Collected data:
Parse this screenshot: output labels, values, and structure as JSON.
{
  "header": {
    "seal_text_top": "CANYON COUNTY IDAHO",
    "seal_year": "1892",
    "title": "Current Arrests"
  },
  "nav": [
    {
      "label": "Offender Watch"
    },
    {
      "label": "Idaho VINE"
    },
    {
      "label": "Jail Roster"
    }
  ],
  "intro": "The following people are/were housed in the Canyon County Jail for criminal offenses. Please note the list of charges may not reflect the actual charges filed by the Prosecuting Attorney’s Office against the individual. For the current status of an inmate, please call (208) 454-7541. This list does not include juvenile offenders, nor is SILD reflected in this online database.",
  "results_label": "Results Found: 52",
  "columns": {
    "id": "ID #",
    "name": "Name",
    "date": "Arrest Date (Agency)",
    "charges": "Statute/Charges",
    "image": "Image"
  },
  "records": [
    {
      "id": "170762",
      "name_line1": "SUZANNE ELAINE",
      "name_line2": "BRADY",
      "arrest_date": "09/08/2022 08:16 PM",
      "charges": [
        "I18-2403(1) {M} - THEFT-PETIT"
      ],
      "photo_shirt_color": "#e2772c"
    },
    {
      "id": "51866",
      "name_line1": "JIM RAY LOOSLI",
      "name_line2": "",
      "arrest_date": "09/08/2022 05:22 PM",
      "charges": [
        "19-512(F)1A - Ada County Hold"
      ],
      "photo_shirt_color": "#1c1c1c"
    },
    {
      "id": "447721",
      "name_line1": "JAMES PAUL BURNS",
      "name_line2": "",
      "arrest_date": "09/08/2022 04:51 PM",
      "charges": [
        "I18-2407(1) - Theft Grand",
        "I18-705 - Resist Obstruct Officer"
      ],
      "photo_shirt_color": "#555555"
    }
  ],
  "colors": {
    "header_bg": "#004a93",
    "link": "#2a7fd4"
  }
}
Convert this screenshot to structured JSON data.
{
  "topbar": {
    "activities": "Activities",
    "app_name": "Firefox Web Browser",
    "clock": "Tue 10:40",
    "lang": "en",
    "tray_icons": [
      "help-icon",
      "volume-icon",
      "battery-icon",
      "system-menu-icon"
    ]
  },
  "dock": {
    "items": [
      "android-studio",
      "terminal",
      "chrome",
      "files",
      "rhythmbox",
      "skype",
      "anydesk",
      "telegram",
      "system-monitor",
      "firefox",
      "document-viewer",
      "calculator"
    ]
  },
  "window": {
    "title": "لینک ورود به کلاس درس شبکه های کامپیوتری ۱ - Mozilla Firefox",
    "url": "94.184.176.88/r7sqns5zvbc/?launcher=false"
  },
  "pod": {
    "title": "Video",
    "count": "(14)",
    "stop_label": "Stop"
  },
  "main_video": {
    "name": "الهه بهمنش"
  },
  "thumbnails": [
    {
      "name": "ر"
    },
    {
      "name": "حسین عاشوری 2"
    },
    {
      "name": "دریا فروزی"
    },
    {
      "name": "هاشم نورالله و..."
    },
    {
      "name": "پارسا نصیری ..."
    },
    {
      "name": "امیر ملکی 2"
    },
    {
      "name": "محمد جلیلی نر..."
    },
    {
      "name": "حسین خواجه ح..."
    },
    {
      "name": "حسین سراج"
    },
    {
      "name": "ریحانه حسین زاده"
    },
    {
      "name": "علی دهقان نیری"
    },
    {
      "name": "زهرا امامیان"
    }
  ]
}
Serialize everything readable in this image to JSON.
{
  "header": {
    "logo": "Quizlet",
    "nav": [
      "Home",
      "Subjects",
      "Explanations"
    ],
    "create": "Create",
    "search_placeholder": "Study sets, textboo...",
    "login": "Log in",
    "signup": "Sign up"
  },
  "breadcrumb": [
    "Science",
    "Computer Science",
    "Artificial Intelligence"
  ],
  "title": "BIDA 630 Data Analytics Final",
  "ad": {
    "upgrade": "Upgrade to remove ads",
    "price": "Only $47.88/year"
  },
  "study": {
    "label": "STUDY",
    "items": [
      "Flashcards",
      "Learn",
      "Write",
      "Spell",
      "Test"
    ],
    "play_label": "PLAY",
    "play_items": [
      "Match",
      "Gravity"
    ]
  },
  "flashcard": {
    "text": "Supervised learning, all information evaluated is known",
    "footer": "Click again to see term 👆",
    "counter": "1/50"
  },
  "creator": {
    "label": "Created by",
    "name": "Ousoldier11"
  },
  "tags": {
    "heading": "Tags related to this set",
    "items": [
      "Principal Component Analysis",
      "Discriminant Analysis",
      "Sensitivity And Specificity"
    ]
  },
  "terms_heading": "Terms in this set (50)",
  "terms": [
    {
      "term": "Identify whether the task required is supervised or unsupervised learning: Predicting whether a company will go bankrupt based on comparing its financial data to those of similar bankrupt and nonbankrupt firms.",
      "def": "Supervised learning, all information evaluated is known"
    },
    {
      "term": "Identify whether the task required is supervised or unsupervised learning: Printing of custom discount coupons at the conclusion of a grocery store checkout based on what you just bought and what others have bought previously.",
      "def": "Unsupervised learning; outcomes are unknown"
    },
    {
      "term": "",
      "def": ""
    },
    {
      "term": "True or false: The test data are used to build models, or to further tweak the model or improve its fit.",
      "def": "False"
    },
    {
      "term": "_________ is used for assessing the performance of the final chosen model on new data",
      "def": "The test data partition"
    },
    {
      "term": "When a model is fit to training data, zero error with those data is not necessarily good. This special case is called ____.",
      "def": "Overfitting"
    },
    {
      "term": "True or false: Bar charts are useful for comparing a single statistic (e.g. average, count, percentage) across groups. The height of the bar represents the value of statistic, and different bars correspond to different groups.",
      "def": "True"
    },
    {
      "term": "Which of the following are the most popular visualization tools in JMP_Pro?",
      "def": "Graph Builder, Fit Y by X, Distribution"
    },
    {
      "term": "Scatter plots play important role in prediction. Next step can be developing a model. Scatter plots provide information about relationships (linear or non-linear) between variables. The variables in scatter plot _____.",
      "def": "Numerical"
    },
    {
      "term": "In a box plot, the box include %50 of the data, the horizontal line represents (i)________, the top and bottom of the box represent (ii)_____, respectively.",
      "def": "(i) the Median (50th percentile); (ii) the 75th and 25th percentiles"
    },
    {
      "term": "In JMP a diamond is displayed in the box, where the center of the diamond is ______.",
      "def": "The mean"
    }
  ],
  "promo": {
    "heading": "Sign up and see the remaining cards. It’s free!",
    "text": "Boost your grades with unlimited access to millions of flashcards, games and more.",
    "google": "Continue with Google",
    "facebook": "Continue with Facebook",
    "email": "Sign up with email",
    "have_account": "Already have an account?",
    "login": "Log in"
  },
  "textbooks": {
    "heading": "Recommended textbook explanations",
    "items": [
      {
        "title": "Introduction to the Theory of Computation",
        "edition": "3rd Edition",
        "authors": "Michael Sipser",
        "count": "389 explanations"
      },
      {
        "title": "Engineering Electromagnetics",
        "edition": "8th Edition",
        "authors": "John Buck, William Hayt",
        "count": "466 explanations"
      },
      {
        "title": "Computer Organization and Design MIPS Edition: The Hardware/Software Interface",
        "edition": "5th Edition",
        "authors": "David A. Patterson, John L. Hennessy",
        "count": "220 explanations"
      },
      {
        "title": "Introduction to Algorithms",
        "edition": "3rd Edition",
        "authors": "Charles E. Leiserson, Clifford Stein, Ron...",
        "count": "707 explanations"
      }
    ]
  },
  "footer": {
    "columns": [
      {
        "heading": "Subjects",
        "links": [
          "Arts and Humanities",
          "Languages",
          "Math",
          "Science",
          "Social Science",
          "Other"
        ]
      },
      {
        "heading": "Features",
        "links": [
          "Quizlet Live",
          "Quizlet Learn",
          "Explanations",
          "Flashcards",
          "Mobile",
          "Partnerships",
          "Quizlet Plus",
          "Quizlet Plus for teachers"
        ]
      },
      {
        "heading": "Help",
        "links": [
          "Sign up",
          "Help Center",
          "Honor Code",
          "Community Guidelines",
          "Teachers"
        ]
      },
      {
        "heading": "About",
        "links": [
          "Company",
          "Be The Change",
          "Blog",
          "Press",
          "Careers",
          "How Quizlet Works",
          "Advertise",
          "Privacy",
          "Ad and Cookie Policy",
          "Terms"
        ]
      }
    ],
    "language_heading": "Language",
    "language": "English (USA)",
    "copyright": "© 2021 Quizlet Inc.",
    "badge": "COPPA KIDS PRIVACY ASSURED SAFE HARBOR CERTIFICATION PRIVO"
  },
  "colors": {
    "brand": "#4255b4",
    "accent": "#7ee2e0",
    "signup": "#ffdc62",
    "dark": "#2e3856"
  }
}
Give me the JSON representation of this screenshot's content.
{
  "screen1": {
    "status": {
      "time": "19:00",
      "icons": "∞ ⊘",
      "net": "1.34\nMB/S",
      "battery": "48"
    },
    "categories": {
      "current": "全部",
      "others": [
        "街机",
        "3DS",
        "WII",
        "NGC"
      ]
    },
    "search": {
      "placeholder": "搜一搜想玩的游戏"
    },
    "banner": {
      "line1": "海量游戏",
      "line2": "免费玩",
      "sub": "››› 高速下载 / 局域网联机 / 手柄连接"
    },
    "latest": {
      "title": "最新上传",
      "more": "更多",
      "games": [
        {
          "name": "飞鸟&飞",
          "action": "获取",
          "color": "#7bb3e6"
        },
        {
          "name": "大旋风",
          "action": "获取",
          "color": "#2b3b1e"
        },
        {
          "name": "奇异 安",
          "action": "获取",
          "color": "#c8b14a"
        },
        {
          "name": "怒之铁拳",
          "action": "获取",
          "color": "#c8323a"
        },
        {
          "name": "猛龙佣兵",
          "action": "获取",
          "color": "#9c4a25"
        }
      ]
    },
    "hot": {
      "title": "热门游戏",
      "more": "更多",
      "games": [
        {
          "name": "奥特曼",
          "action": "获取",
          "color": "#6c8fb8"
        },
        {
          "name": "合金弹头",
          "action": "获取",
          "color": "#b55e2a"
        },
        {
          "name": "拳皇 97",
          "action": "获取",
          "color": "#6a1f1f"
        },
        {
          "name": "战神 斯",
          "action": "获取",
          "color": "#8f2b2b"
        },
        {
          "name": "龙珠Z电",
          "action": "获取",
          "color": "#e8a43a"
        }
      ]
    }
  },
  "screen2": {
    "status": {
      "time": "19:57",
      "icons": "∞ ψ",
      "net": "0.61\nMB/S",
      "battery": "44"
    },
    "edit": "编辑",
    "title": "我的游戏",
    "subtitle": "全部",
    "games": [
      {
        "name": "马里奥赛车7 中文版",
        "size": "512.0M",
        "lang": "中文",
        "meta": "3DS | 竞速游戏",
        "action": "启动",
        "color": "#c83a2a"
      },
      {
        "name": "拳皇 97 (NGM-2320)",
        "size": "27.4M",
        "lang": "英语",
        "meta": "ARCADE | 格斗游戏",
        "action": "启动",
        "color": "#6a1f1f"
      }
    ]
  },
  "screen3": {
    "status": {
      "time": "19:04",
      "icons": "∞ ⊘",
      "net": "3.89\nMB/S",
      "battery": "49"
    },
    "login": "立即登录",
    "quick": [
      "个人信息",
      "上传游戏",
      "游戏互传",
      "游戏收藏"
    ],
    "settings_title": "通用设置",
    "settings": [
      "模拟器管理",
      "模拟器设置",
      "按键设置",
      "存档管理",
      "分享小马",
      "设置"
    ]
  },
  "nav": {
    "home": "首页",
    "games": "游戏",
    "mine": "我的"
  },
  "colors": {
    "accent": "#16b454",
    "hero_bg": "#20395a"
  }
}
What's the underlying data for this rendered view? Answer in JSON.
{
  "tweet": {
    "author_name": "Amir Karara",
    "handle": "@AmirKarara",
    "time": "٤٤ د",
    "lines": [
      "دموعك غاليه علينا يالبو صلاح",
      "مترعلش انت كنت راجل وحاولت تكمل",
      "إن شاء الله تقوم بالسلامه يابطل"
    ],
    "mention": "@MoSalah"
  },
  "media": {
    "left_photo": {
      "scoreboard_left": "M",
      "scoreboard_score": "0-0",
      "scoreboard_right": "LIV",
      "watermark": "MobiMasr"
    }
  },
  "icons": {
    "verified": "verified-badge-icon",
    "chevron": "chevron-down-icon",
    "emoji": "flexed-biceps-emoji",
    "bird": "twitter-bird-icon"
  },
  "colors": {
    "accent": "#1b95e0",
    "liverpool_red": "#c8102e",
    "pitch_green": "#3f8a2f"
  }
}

Exercise goal —
Scan the data above; copy every line where "have" appears.

Result of the exercise —
      "term": "Identify whether the task required is supervised or unsupervised learning: Printing of custom discount coupons at the conclusion of a grocery store checkout based on what you just bought and what others have bought previously.",
    "have_account": "Already have an account?",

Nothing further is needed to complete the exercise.